An exact copy of the records is required, minus the pictures they hold.

§ GIVEN DATA:
───
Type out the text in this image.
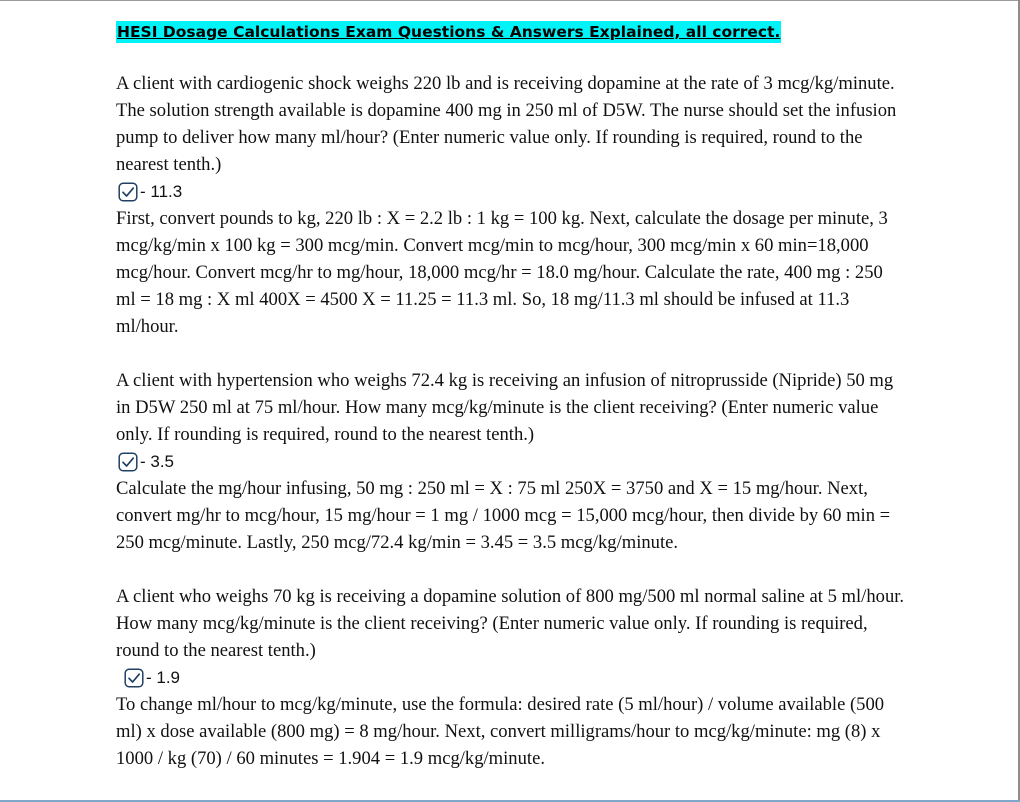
HESI Dosage Calculations Exam Questions & Answers Explained, all correct.

A client with cardiogenic shock weighs 220 lb and is receiving dopamine at the rate of 3 mcg/kg/minute. The solution strength available is dopamine 400 mg in 250 ml of D5W. The nurse should set the infusion pump to deliver how many ml/hour? (Enter numeric value only. If rounding is required, round to the nearest tenth.)

- 11.3

First, convert pounds to kg, 220 lb : X = 2.2 lb : 1 kg = 100 kg. Next, calculate the dosage per minute, 3 mcg/kg/min x 100 kg = 300 mcg/min. Convert mcg/min to mcg/hour, 300 mcg/min x 60 min=18,000 mcg/hour. Convert mcg/hr to mg/hour, 18,000 mcg/hr = 18.0 mg/hour. Calculate the rate, 400 mg : 250 ml = 18 mg : X ml 400X = 4500 X = 11.25 = 11.3 ml. So, 18 mg/11.3 ml should be infused at 11.3 ml/hour.

A client with hypertension who weighs 72.4 kg is receiving an infusion of nitroprusside (Nipride) 50 mg in D5W 250 ml at 75 ml/hour. How many mcg/kg/minute is the client receiving? (Enter numeric value only. If rounding is required, round to the nearest tenth.)

- 3.5

Calculate the mg/hour infusing, 50 mg : 250 ml = X : 75 ml 250X = 3750 and X = 15 mg/hour. Next, convert mg/hr to mcg/hour, 15 mg/hour = 1 mg / 1000 mcg = 15,000 mcg/hour, then divide by 60 min = 250 mcg/minute. Lastly, 250 mcg/72.4 kg/min = 3.45 = 3.5 mcg/kg/minute.

A client who weighs 70 kg is receiving a dopamine solution of 800 mg/500 ml normal saline at 5 ml/hour. How many mcg/kg/minute is the client receiving? (Enter numeric value only. If rounding is required, round to the nearest tenth.)

- 1.9

To change ml/hour to mcg/kg/minute, use the formula: desired rate (5 ml/hour) / volume available (500 ml) x dose available (800 mg) = 8 mg/hour. Next, convert milligrams/hour to mcg/kg/minute: mg (8) x 1000 / kg (70) / 60 minutes = 1.904 = 1.9 mcg/kg/minute.
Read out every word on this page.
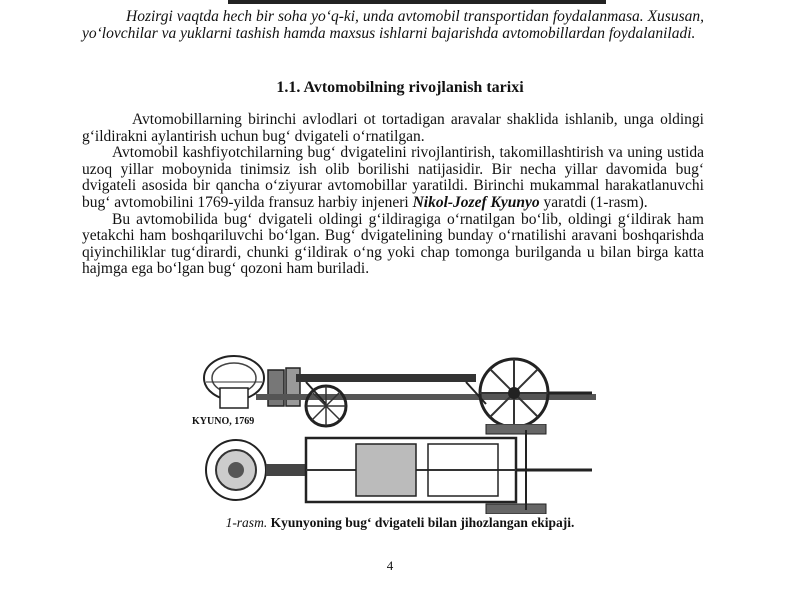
Hozirgi vaqtda hech bir soha yo‘q-ki, unda avtomobil transportidan foydalanmasa. Xususan, yo‘lovchilar va yuklarni tashish hamda maxsus ishlarni bajarishda avtomobillardan foydalaniladi.

1.1. Avtomobilning rivojlanish tarixi

Avtomobillarning birinchi avlodlari ot tortadigan aravalar shaklida ishlanib, unga oldingi g‘ildirakni aylantirish uchun bug‘ dvigateli o‘rnatilgan.

Avtomobil kashfiyotchilarning bug‘ dvigatelini rivojlantirish, takomillashtirish va uning ustida uzoq yillar moboynida tinimsiz ish olib borilishi natijasidir. Bir necha yillar davomida bug‘ dvigateli asosida bir qancha o‘ziyurar avtomobillar yaratildi. Birinchi mukammal harakatlanuvchi bug‘ avtomobilini 1769-yilda fransuz harbiy injeneri Nikol-Jozef Kyunyo yaratdi (1-rasm).

Bu avtomobilida bug‘ dvigateli oldingi g‘ildiragiga o‘rnatilgan bo‘lib, oldingi g‘ildirak ham yetakchi ham boshqariluvchi bo‘lgan. Bug‘ dvigatelining bunday o‘rnatilishi aravani boshqarishda qiyinchiliklar tug‘dirardi, chunki g‘ildirak o‘ng yoki chap tomonga burilganda u bilan birga katta hajmga ega bo‘lgan bug‘ qozoni ham buriladi.

KYUNO, 1769
1-rasm. Kyunyoning bug‘ dvigateli bilan jihozlangan ekipaji.
4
───
§ SOLVED PROBLEM:
Type out the text in this image.
HESI Dosage Calculations Exam Questions & Answers Explained, all correct.

A client with cardiogenic shock weighs 220 lb and is receiving dopamine at the rate of 3 mcg/kg/minute. The solution strength available is dopamine 400 mg in 250 ml of D5W. The nurse should set the infusion pump to deliver how many ml/hour? (Enter numeric value only. If rounding is required, round to the nearest tenth.)

- 11.3

First, convert pounds to kg, 220 lb : X = 2.2 lb : 1 kg = 100 kg. Next, calculate the dosage per minute, 3 mcg/kg/min x 100 kg = 300 mcg/min. Convert mcg/min to mcg/hour, 300 mcg/min x 60 min=18,000 mcg/hour. Convert mcg/hr to mg/hour, 18,000 mcg/hr = 18.0 mg/hour. Calculate the rate, 400 mg : 250 ml = 18 mg : X ml 400X = 4500 X = 11.25 = 11.3 ml. So, 18 mg/11.3 ml should be infused at 11.3 ml/hour.

A client with hypertension who weighs 72.4 kg is receiving an infusion of nitroprusside (Nipride) 50 mg in D5W 250 ml at 75 ml/hour. How many mcg/kg/minute is the client receiving? (Enter numeric value only. If rounding is required, round to the nearest tenth.)

- 3.5

Calculate the mg/hour infusing, 50 mg : 250 ml = X : 75 ml 250X = 3750 and X = 15 mg/hour. Next, convert mg/hr to mcg/hour, 15 mg/hour = 1 mg / 1000 mcg = 15,000 mcg/hour, then divide by 60 min = 250 mcg/minute. Lastly, 250 mcg/72.4 kg/min = 3.45 = 3.5 mcg/kg/minute.

A client who weighs 70 kg is receiving a dopamine solution of 800 mg/500 ml normal saline at 5 ml/hour. How many mcg/kg/minute is the client receiving? (Enter numeric value only. If rounding is required, round to the nearest tenth.)

- 1.9

To change ml/hour to mcg/kg/minute, use the formula: desired rate (5 ml/hour) / volume available (500 ml) x dose available (800 mg) = 8 mg/hour. Next, convert milligrams/hour to mcg/kg/minute: mg (8) x 1000 / kg (70) / 60 minutes = 1.904 = 1.9 mcg/kg/minute.
Read out every word on this page.
Hozirgi vaqtda hech bir soha yo‘q-ki, unda avtomobil transportidan foydalanmasa. Xususan, yo‘lovchilar va yuklarni tashish hamda maxsus ishlarni bajarishda avtomobillardan foydalaniladi.

1.1. Avtomobilning rivojlanish tarixi

Avtomobillarning birinchi avlodlari ot tortadigan aravalar shaklida ishlanib, unga oldingi g‘ildirakni aylantirish uchun bug‘ dvigateli o‘rnatilgan.

Avtomobil kashfiyotchilarning bug‘ dvigatelini rivojlantirish, takomillashtirish va uning ustida uzoq yillar moboynida tinimsiz ish olib borilishi natijasidir. Bir necha yillar davomida bug‘ dvigateli asosida bir qancha o‘ziyurar avtomobillar yaratildi. Birinchi mukammal harakatlanuvchi bug‘ avtomobilini 1769-yilda fransuz harbiy injeneri Nikol-Jozef Kyunyo yaratdi (1-rasm).

Bu avtomobilida bug‘ dvigateli oldingi g‘ildiragiga o‘rnatilgan bo‘lib, oldingi g‘ildirak ham yetakchi ham boshqariluvchi bo‘lgan. Bug‘ dvigatelining bunday o‘rnatilishi aravani boshqarishda qiyinchiliklar tug‘dirardi, chunki g‘ildirak o‘ng yoki chap tomonga burilganda u bilan birga katta hajmga ega bo‘lgan bug‘ qozoni ham buriladi.

KYUNO, 1769
1-rasm. Kyunyoning bug‘ dvigateli bilan jihozlangan ekipaji.
4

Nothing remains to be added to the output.